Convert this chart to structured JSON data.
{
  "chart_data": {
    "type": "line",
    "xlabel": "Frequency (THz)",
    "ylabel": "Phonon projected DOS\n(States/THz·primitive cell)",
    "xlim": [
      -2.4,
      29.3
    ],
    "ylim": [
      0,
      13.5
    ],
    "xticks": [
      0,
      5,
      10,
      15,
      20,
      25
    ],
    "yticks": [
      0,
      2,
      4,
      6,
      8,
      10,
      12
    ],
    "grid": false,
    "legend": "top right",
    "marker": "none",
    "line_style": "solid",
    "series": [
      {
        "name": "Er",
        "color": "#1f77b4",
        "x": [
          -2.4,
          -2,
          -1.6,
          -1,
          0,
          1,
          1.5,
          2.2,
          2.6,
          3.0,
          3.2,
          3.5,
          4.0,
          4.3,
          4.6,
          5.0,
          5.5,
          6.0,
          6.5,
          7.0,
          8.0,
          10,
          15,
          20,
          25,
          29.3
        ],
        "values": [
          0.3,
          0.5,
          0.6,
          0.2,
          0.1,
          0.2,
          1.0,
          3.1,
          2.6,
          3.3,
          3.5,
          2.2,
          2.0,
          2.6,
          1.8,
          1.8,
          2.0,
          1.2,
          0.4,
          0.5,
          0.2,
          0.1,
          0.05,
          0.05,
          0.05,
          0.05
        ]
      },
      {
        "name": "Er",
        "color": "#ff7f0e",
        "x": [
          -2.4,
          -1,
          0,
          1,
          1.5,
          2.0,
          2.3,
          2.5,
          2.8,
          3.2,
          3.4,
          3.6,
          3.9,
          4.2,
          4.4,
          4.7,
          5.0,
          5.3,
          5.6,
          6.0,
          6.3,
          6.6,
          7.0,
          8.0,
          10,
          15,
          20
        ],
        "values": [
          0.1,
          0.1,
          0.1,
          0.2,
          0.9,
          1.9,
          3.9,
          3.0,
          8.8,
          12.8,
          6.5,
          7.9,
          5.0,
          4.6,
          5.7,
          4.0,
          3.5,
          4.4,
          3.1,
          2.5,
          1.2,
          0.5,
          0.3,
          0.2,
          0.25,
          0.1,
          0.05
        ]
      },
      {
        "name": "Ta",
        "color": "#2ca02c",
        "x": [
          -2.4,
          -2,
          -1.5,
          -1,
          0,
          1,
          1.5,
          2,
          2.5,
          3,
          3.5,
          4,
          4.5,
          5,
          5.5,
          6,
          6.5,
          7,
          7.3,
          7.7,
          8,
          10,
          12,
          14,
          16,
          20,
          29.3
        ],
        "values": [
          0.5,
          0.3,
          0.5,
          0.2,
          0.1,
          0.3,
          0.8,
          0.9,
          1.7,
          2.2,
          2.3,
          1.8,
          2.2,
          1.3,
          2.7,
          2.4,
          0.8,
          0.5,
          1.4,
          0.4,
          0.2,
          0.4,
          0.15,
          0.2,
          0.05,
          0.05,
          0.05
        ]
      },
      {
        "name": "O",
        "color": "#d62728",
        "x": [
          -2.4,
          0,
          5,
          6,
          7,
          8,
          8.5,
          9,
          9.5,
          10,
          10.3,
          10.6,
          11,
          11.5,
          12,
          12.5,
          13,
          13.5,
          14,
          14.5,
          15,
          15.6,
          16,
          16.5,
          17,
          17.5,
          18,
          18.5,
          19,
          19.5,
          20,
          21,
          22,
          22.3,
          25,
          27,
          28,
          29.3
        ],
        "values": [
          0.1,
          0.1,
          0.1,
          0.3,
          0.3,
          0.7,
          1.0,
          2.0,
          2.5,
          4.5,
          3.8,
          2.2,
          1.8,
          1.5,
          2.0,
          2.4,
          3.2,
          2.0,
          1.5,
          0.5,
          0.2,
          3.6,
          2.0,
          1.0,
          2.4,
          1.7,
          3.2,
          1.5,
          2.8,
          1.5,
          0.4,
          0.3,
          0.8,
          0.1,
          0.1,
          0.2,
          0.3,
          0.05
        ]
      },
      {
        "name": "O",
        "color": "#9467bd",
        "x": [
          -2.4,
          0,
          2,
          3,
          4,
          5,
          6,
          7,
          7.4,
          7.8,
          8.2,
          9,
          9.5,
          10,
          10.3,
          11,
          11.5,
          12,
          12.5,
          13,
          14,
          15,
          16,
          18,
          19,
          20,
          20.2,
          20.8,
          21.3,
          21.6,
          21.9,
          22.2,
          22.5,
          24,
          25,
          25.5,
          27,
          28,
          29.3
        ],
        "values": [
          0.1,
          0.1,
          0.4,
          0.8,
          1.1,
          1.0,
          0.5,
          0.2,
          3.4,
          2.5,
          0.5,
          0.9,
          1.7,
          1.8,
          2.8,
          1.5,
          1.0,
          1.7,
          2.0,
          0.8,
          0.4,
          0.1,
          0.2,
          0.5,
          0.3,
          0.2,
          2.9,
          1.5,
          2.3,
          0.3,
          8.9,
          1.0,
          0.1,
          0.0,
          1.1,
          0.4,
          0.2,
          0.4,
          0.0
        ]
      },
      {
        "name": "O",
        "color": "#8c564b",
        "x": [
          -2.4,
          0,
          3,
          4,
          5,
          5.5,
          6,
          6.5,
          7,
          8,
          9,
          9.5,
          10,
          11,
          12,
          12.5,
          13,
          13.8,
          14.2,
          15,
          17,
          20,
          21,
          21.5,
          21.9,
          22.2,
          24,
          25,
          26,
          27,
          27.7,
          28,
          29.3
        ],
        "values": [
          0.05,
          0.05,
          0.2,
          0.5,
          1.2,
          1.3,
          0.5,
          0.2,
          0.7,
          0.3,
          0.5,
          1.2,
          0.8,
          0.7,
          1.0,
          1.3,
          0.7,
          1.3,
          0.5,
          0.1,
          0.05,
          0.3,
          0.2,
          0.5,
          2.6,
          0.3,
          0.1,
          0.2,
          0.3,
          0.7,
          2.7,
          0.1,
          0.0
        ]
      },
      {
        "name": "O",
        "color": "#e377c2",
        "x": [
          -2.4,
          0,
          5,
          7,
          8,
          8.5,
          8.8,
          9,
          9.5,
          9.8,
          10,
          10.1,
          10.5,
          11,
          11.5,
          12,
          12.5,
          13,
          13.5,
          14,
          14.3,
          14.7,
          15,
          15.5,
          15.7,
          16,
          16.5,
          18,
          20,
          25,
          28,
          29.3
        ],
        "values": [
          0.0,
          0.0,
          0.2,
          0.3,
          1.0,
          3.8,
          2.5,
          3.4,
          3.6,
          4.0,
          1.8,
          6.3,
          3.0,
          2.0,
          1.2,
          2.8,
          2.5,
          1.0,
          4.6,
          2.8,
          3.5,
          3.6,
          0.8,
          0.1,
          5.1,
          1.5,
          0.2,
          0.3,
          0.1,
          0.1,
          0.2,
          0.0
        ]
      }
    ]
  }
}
^^^^
[WHAT IS REQUIRED]: Write out the whole listing again, exactly as it stands.

[SOLVED PROBLEM]:
Convert this chart to structured JSON data.
{
  "chart_data": {
    "type": "line",
    "xlabel": "Frequency (THz)",
    "ylabel": "Phonon projected DOS\n(States/THz·primitive cell)",
    "xlim": [
      -2.4,
      29.3
    ],
    "ylim": [
      0,
      13.5
    ],
    "xticks": [
      0,
      5,
      10,
      15,
      20,
      25
    ],
    "yticks": [
      0,
      2,
      4,
      6,
      8,
      10,
      12
    ],
    "grid": false,
    "legend": "top right",
    "marker": "none",
    "line_style": "solid",
    "series": [
      {
        "name": "Er",
        "color": "#1f77b4",
        "x": [
          -2.4,
          -2,
          -1.6,
          -1,
          0,
          1,
          1.5,
          2.2,
          2.6,
          3.0,
          3.2,
          3.5,
          4.0,
          4.3,
          4.6,
          5.0,
          5.5,
          6.0,
          6.5,
          7.0,
          8.0,
          10,
          15,
          20,
          25,
          29.3
        ],
        "values": [
          0.3,
          0.5,
          0.6,
          0.2,
          0.1,
          0.2,
          1.0,
          3.1,
          2.6,
          3.3,
          3.5,
          2.2,
          2.0,
          2.6,
          1.8,
          1.8,
          2.0,
          1.2,
          0.4,
          0.5,
          0.2,
          0.1,
          0.05,
          0.05,
          0.05,
          0.05
        ]
      },
      {
        "name": "Er",
        "color": "#ff7f0e",
        "x": [
          -2.4,
          -1,
          0,
          1,
          1.5,
          2.0,
          2.3,
          2.5,
          2.8,
          3.2,
          3.4,
          3.6,
          3.9,
          4.2,
          4.4,
          4.7,
          5.0,
          5.3,
          5.6,
          6.0,
          6.3,
          6.6,
          7.0,
          8.0,
          10,
          15,
          20
        ],
        "values": [
          0.1,
          0.1,
          0.1,
          0.2,
          0.9,
          1.9,
          3.9,
          3.0,
          8.8,
          12.8,
          6.5,
          7.9,
          5.0,
          4.6,
          5.7,
          4.0,
          3.5,
          4.4,
          3.1,
          2.5,
          1.2,
          0.5,
          0.3,
          0.2,
          0.25,
          0.1,
          0.05
        ]
      },
      {
        "name": "Ta",
        "color": "#2ca02c",
        "x": [
          -2.4,
          -2,
          -1.5,
          -1,
          0,
          1,
          1.5,
          2,
          2.5,
          3,
          3.5,
          4,
          4.5,
          5,
          5.5,
          6,
          6.5,
          7,
          7.3,
          7.7,
          8,
          10,
          12,
          14,
          16,
          20,
          29.3
        ],
        "values": [
          0.5,
          0.3,
          0.5,
          0.2,
          0.1,
          0.3,
          0.8,
          0.9,
          1.7,
          2.2,
          2.3,
          1.8,
          2.2,
          1.3,
          2.7,
          2.4,
          0.8,
          0.5,
          1.4,
          0.4,
          0.2,
          0.4,
          0.15,
          0.2,
          0.05,
          0.05,
          0.05
        ]
      },
      {
        "name": "O",
        "color": "#d62728",
        "x": [
          -2.4,
          0,
          5,
          6,
          7,
          8,
          8.5,
          9,
          9.5,
          10,
          10.3,
          10.6,
          11,
          11.5,
          12,
          12.5,
          13,
          13.5,
          14,
          14.5,
          15,
          15.6,
          16,
          16.5,
          17,
          17.5,
          18,
          18.5,
          19,
          19.5,
          20,
          21,
          22,
          22.3,
          25,
          27,
          28,
          29.3
        ],
        "values": [
          0.1,
          0.1,
          0.1,
          0.3,
          0.3,
          0.7,
          1.0,
          2.0,
          2.5,
          4.5,
          3.8,
          2.2,
          1.8,
          1.5,
          2.0,
          2.4,
          3.2,
          2.0,
          1.5,
          0.5,
          0.2,
          3.6,
          2.0,
          1.0,
          2.4,
          1.7,
          3.2,
          1.5,
          2.8,
          1.5,
          0.4,
          0.3,
          0.8,
          0.1,
          0.1,
          0.2,
          0.3,
          0.05
        ]
      },
      {
        "name": "O",
        "color": "#9467bd",
        "x": [
          -2.4,
          0,
          2,
          3,
          4,
          5,
          6,
          7,
          7.4,
          7.8,
          8.2,
          9,
          9.5,
          10,
          10.3,
          11,
          11.5,
          12,
          12.5,
          13,
          14,
          15,
          16,
          18,
          19,
          20,
          20.2,
          20.8,
          21.3,
          21.6,
          21.9,
          22.2,
          22.5,
          24,
          25,
          25.5,
          27,
          28,
          29.3
        ],
        "values": [
          0.1,
          0.1,
          0.4,
          0.8,
          1.1,
          1.0,
          0.5,
          0.2,
          3.4,
          2.5,
          0.5,
          0.9,
          1.7,
          1.8,
          2.8,
          1.5,
          1.0,
          1.7,
          2.0,
          0.8,
          0.4,
          0.1,
          0.2,
          0.5,
          0.3,
          0.2,
          2.9,
          1.5,
          2.3,
          0.3,
          8.9,
          1.0,
          0.1,
          0.0,
          1.1,
          0.4,
          0.2,
          0.4,
          0.0
        ]
      },
      {
        "name": "O",
        "color": "#8c564b",
        "x": [
          -2.4,
          0,
          3,
          4,
          5,
          5.5,
          6,
          6.5,
          7,
          8,
          9,
          9.5,
          10,
          11,
          12,
          12.5,
          13,
          13.8,
          14.2,
          15,
          17,
          20,
          21,
          21.5,
          21.9,
          22.2,
          24,
          25,
          26,
          27,
          27.7,
          28,
          29.3
        ],
        "values": [
          0.05,
          0.05,
          0.2,
          0.5,
          1.2,
          1.3,
          0.5,
          0.2,
          0.7,
          0.3,
          0.5,
          1.2,
          0.8,
          0.7,
          1.0,
          1.3,
          0.7,
          1.3,
          0.5,
          0.1,
          0.05,
          0.3,
          0.2,
          0.5,
          2.6,
          0.3,
          0.1,
          0.2,
          0.3,
          0.7,
          2.7,
          0.1,
          0.0
        ]
      },
      {
        "name": "O",
        "color": "#e377c2",
        "x": [
          -2.4,
          0,
          5,
          7,
          8,
          8.5,
          8.8,
          9,
          9.5,
          9.8,
          10,
          10.1,
          10.5,
          11,
          11.5,
          12,
          12.5,
          13,
          13.5,
          14,
          14.3,
          14.7,
          15,
          15.5,
          15.7,
          16,
          16.5,
          18,
          20,
          25,
          28,
          29.3
        ],
        "values": [
          0.0,
          0.0,
          0.2,
          0.3,
          1.0,
          3.8,
          2.5,
          3.4,
          3.6,
          4.0,
          1.8,
          6.3,
          3.0,
          2.0,
          1.2,
          2.8,
          2.5,
          1.0,
          4.6,
          2.8,
          3.5,
          3.6,
          0.8,
          0.1,
          5.1,
          1.5,
          0.2,
          0.3,
          0.1,
          0.1,
          0.2,
          0.0
        ]
      }
    ]
  }
}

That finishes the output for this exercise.